**Exercise input:**
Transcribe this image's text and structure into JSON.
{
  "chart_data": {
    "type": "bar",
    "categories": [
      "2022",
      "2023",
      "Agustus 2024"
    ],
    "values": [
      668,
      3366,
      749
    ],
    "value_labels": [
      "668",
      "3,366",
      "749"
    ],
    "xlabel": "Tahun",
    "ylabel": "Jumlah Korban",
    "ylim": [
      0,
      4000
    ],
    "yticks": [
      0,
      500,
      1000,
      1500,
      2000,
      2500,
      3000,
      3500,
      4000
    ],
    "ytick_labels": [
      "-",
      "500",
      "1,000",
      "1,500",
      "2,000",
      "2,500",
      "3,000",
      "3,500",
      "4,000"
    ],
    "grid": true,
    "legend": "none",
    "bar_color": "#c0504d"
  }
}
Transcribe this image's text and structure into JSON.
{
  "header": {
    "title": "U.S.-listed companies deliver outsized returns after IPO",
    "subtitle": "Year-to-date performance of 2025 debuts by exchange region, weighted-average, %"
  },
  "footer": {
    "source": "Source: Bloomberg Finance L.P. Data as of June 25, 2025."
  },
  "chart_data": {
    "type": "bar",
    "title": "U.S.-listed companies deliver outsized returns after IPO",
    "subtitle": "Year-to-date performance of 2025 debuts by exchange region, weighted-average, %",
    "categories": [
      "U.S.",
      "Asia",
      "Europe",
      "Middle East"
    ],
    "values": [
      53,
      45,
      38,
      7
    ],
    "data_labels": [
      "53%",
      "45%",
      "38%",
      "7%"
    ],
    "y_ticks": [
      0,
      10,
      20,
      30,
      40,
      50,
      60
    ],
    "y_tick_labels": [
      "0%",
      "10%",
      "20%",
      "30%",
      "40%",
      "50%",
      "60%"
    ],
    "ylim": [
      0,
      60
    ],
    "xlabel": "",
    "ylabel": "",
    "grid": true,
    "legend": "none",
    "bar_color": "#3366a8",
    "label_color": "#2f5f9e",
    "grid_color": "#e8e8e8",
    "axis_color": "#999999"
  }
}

**Requirement:**
Of the lines in the material, how many include "performance"? Respond with the number alone.

**Expected answer:**
2